▶ [TASK DETAILS]
Beginning at the line containing "Extract the structured", output every line to the end of the data below exactly as it appears.

▶ [SUPPLIED MATERIAL]

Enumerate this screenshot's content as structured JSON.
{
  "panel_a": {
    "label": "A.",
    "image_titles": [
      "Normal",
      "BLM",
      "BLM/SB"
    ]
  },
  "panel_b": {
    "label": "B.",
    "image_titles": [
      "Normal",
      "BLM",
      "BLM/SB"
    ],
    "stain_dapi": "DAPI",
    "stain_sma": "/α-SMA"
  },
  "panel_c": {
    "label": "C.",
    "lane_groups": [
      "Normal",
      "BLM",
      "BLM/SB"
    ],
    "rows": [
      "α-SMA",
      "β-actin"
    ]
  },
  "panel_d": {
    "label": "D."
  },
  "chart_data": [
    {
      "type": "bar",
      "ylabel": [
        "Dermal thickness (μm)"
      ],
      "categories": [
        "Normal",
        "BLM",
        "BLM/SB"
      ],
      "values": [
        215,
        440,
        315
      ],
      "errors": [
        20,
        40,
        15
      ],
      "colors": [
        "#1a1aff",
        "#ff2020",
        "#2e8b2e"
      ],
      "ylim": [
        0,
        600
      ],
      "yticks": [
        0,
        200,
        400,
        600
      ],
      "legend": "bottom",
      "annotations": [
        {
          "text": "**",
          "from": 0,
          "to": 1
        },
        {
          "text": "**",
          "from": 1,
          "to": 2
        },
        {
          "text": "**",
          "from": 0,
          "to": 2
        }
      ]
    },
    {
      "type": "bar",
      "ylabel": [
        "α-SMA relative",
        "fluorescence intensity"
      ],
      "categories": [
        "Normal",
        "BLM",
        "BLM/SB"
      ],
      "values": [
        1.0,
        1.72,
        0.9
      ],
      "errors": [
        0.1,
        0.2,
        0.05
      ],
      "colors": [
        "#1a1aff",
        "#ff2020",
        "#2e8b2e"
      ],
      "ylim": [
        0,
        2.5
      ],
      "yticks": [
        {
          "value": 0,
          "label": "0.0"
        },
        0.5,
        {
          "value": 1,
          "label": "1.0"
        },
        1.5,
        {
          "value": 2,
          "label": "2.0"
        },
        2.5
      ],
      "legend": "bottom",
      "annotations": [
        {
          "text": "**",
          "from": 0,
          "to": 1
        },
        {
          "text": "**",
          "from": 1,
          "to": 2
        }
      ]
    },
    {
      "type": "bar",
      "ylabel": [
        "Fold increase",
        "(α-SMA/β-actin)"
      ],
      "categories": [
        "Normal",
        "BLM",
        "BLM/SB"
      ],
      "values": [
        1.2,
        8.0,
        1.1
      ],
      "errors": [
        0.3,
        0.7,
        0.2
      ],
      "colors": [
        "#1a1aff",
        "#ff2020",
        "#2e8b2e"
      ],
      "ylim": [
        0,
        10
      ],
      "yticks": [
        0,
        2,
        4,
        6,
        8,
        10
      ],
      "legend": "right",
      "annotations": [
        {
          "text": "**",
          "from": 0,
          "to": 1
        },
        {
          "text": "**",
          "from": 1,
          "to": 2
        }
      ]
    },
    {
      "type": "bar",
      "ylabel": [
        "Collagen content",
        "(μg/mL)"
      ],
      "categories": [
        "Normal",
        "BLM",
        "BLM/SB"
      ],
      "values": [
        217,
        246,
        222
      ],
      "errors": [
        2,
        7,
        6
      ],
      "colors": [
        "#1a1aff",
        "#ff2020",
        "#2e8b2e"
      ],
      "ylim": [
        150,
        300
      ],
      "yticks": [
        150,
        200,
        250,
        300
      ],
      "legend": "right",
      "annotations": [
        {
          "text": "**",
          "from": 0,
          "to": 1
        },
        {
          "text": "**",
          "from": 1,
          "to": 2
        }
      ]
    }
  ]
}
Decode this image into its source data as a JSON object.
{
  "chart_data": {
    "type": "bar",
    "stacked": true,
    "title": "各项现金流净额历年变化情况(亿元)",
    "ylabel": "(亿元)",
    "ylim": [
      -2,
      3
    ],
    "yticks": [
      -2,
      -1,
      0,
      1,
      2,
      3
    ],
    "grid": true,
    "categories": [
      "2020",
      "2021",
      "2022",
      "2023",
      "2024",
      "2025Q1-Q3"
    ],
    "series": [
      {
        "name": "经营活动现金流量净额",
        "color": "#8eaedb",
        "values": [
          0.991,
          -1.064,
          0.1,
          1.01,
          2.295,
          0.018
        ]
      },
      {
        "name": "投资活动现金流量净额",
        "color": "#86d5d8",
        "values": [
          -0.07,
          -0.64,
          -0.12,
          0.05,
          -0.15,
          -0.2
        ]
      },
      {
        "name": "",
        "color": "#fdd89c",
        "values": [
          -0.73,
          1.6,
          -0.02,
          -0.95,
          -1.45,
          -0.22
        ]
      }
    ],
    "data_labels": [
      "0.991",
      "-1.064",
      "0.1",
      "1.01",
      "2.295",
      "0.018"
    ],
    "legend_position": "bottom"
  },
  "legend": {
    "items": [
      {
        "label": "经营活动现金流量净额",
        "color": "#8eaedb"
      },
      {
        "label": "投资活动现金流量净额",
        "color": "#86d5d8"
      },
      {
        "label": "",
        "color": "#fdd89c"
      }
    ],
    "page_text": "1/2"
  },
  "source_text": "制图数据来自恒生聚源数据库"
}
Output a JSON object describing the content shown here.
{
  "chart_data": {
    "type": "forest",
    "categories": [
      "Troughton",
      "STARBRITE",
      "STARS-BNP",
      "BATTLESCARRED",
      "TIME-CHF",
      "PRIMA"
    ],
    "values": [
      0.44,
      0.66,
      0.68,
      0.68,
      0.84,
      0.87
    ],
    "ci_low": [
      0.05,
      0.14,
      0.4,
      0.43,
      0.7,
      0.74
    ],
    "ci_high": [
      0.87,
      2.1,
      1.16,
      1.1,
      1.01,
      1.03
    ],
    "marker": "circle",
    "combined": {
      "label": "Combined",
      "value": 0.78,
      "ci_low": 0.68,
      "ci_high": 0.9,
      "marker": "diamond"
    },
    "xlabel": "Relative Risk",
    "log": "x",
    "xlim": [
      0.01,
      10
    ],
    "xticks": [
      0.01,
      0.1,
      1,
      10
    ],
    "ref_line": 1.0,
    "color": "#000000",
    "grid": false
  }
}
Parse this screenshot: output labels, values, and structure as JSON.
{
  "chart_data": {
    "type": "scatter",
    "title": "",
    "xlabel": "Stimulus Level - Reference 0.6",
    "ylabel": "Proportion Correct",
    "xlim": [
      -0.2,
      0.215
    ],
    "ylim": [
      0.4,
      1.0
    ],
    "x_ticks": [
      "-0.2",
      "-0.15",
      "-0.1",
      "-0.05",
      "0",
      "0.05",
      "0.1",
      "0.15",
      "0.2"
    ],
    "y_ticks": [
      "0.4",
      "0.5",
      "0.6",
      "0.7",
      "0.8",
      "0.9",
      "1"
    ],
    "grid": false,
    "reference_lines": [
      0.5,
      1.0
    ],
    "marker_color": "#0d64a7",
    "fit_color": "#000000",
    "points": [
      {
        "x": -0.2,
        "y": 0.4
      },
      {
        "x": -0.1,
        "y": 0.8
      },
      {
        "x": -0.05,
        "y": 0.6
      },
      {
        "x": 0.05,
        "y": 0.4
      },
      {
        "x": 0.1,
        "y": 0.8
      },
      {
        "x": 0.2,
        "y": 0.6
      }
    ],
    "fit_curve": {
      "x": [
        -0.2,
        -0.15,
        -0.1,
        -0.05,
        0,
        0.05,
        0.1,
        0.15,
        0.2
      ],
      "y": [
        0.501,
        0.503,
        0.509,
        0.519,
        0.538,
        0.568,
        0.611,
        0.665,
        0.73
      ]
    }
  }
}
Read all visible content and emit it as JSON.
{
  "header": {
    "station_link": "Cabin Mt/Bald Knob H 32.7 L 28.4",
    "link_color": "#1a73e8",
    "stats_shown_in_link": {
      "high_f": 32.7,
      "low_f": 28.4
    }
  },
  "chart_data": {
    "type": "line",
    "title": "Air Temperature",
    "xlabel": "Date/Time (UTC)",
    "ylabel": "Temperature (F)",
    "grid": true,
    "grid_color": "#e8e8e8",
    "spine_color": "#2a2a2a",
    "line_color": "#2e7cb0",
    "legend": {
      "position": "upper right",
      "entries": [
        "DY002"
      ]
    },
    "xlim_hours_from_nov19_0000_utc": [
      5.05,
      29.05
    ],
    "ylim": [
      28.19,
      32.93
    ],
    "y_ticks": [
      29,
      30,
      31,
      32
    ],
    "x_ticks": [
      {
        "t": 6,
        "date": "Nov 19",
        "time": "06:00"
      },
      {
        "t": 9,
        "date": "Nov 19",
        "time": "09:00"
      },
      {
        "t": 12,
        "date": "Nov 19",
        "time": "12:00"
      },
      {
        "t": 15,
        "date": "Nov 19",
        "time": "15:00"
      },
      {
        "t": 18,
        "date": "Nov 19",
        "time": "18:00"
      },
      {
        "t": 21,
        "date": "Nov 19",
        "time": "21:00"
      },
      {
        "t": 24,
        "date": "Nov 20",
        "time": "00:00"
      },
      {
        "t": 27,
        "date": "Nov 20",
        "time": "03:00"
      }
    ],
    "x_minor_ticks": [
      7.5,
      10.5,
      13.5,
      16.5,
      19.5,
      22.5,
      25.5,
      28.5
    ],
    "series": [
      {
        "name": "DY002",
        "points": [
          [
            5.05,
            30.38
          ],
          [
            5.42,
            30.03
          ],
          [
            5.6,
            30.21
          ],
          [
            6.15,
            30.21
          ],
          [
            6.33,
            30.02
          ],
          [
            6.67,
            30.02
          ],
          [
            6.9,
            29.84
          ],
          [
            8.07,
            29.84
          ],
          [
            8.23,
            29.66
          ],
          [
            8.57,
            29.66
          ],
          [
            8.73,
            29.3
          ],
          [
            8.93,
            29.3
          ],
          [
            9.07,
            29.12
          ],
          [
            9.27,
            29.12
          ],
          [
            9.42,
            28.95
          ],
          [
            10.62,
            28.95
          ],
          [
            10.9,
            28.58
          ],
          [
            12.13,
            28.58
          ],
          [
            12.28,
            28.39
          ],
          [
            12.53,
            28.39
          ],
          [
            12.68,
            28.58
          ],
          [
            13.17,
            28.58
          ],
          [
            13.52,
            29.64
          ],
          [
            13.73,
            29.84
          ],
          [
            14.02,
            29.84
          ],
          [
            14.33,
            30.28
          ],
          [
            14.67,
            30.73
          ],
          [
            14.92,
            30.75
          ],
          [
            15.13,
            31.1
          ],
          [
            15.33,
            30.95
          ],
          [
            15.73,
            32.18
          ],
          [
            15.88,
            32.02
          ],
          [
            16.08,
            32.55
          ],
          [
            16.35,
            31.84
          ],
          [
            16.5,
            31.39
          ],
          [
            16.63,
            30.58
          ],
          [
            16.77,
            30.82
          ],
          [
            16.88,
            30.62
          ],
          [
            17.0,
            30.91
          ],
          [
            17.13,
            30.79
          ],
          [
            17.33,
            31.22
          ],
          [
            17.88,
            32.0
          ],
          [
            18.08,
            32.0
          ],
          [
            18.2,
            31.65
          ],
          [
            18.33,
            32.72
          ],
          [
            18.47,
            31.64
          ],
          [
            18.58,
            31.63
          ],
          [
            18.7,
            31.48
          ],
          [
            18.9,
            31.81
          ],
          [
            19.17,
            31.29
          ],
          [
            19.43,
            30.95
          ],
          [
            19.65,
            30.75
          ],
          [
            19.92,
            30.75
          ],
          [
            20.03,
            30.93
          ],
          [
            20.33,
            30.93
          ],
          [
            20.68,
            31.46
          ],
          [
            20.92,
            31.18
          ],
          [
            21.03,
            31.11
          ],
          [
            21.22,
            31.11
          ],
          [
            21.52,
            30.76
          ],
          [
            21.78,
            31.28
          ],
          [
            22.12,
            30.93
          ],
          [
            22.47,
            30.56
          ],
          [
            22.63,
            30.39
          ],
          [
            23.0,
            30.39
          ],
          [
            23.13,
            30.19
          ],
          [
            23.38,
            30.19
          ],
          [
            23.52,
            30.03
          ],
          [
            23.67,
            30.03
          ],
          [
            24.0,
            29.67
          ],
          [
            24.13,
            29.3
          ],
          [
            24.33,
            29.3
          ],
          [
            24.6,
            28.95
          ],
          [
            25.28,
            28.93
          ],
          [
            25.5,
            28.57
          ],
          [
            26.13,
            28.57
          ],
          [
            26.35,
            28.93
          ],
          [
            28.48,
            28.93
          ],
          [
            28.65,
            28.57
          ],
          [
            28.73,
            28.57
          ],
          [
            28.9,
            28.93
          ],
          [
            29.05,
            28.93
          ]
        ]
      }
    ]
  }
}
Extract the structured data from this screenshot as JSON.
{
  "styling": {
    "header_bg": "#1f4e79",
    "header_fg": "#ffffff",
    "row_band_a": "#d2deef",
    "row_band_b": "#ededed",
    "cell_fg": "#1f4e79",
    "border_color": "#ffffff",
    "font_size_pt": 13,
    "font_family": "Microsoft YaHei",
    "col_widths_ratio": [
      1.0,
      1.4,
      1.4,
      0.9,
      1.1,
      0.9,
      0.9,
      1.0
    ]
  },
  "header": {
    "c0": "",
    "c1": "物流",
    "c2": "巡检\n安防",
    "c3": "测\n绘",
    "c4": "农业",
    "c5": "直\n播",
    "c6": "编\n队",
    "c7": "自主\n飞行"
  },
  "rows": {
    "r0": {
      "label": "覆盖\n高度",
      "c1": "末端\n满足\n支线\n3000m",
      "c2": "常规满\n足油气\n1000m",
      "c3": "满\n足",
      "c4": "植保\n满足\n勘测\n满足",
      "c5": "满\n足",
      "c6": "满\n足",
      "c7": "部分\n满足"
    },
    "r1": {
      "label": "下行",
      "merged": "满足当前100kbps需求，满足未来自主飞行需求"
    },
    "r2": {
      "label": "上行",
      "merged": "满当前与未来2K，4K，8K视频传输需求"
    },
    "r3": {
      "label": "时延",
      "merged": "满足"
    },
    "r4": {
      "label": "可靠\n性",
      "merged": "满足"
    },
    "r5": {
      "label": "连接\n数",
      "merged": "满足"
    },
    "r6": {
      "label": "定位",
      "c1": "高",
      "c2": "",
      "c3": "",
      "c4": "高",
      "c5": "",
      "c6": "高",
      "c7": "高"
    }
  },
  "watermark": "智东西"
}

▶ [COMPLETE RESPONSE]
Extract the structured data from this screenshot as JSON.
{
  "styling": {
    "header_bg": "#1f4e79",
    "header_fg": "#ffffff",
    "row_band_a": "#d2deef",
    "row_band_b": "#ededed",
    "cell_fg": "#1f4e79",
    "border_color": "#ffffff",
    "font_size_pt": 13,
    "font_family": "Microsoft YaHei",
    "col_widths_ratio": [
      1.0,
      1.4,
      1.4,
      0.9,
      1.1,
      0.9,
      0.9,
      1.0
    ]
  },
  "header": {
    "c0": "",
    "c1": "物流",
    "c2": "巡检\n安防",
    "c3": "测\n绘",
    "c4": "农业",
    "c5": "直\n播",
    "c6": "编\n队",
    "c7": "自主\n飞行"
  },
  "rows": {
    "r0": {
      "label": "覆盖\n高度",
      "c1": "末端\n满足\n支线\n3000m",
      "c2": "常规满\n足油气\n1000m",
      "c3": "满\n足",
      "c4": "植保\n满足\n勘测\n满足",
      "c5": "满\n足",
      "c6": "满\n足",
      "c7": "部分\n满足"
    },
    "r1": {
      "label": "下行",
      "merged": "满足当前100kbps需求，满足未来自主飞行需求"
    },
    "r2": {
      "label": "上行",
      "merged": "满当前与未来2K，4K，8K视频传输需求"
    },
    "r3": {
      "label": "时延",
      "merged": "满足"
    },
    "r4": {
      "label": "可靠\n性",
      "merged": "满足"
    },
    "r5": {
      "label": "连接\n数",
      "merged": "满足"
    },
    "r6": {
      "label": "定位",
      "c1": "高",
      "c2": "",
      "c3": "",
      "c4": "高",
      "c5": "",
      "c6": "高",
      "c7": "高"
    }
  },
  "watermark": "智东西"
}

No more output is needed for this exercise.